GIVEN EXERCISE: Show every line where "Windows" occurs.

THE INPUT:
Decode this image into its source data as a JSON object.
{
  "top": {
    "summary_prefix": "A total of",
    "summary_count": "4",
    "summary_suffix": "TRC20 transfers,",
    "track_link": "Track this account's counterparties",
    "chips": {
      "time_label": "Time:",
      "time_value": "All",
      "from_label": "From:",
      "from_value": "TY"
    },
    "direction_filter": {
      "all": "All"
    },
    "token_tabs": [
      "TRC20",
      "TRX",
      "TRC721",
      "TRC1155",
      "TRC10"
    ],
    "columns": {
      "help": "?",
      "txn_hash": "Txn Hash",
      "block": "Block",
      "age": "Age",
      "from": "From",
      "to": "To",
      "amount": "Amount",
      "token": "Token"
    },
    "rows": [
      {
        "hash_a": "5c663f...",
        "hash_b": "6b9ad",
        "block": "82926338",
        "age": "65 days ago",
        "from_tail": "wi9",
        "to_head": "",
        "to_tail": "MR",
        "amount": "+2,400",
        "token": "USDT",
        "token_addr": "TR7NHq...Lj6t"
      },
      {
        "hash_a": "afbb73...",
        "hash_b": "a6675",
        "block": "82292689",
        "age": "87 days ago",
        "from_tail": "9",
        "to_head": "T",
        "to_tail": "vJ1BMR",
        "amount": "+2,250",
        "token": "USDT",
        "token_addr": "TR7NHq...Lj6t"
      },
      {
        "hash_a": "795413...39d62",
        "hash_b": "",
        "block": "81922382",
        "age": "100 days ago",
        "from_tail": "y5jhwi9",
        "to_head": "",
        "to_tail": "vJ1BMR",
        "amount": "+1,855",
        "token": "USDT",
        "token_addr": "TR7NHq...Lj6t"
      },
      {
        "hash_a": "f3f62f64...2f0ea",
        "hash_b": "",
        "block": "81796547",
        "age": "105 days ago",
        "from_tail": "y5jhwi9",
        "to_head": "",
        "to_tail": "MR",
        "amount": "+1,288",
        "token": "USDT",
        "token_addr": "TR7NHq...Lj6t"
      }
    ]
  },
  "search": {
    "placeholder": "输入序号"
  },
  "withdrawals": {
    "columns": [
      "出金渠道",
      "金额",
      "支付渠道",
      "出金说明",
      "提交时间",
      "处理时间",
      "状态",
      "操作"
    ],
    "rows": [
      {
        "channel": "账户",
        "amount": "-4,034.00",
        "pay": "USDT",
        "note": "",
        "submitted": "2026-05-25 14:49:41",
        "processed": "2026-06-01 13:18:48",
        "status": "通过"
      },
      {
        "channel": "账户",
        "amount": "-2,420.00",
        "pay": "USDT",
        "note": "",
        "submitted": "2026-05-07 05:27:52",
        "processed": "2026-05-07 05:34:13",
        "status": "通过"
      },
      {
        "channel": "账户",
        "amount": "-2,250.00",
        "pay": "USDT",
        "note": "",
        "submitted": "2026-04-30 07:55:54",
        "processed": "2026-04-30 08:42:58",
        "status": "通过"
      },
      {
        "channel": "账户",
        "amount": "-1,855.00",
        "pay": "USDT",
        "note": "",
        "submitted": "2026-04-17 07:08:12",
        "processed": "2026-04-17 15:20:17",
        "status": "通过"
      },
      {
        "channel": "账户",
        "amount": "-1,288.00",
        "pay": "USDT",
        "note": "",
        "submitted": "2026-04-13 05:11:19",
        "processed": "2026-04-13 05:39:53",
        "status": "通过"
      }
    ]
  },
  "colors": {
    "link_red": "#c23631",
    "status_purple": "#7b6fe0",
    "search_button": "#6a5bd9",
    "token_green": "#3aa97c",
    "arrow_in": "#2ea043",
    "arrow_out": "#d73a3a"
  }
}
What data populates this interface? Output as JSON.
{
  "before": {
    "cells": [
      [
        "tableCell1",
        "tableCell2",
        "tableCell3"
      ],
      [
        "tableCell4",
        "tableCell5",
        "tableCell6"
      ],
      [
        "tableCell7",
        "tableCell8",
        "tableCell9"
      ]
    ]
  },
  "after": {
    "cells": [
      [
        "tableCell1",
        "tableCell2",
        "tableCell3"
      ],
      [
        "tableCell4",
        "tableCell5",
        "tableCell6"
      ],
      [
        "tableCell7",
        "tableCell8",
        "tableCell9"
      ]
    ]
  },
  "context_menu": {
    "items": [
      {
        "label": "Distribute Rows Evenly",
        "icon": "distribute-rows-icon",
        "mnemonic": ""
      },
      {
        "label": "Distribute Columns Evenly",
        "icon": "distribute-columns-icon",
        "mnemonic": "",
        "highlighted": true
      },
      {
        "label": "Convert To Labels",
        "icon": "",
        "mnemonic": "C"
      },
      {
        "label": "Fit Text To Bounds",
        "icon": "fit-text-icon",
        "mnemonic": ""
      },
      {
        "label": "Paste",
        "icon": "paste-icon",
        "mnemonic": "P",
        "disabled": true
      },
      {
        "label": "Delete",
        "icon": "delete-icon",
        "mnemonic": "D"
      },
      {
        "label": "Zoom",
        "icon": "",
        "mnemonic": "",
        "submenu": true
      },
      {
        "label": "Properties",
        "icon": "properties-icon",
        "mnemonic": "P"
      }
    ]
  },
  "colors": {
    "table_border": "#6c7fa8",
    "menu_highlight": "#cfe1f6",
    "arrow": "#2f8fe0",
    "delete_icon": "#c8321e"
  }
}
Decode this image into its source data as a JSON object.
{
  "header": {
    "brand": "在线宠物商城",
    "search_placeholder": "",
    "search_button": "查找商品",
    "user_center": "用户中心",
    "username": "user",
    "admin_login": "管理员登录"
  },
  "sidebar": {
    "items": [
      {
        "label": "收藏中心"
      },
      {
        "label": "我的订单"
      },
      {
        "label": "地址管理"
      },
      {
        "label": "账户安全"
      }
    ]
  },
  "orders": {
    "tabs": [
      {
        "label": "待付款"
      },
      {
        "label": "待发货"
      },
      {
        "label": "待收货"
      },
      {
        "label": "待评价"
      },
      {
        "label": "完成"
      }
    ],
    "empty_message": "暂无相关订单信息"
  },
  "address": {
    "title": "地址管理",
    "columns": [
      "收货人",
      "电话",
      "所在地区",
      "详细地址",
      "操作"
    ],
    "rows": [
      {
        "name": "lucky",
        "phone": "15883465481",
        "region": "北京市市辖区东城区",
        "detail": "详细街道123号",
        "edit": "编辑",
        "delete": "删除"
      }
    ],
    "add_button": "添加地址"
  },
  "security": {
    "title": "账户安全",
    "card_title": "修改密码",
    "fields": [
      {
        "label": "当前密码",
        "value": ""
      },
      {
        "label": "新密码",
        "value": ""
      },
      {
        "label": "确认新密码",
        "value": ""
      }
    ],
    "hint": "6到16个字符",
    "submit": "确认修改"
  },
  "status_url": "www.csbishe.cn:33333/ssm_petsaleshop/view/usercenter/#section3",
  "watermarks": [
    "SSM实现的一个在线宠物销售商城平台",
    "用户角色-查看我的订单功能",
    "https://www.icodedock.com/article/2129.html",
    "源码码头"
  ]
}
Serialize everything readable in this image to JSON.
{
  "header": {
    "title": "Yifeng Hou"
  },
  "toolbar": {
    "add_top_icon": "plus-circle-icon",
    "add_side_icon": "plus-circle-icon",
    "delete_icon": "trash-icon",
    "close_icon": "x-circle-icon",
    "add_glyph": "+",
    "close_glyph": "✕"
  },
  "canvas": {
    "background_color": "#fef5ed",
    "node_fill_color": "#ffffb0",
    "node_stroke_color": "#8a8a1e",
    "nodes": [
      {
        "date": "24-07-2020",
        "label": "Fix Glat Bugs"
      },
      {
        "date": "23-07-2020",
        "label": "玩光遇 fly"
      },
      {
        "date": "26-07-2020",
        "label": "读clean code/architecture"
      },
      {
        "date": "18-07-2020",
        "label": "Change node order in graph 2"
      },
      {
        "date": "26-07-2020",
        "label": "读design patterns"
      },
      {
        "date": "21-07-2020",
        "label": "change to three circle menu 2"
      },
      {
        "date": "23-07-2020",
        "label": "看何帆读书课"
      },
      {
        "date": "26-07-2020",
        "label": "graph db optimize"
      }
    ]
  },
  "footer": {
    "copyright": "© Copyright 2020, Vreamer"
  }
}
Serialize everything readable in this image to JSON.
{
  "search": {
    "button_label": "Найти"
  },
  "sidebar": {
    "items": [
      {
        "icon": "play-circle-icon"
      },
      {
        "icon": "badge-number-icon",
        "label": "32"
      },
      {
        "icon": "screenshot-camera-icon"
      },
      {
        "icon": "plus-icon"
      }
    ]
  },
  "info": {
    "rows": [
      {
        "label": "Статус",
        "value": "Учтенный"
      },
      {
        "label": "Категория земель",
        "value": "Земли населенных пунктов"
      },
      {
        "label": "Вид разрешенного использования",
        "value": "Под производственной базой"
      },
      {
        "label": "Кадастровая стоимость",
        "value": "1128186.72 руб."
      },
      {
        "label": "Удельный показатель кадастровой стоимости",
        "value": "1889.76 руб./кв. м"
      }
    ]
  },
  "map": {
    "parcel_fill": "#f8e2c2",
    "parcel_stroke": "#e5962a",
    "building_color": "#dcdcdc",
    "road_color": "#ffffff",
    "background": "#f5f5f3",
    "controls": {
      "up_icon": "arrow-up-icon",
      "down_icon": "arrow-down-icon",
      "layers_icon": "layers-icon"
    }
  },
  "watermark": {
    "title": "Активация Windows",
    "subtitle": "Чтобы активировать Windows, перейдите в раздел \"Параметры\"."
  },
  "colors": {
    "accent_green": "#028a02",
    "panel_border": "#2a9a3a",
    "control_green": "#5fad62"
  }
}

WORKED ANSWER:
    "title": "Активация Windows",
    "subtitle": "Чтобы активировать Windows, перейдите в раздел \"Параметры\"."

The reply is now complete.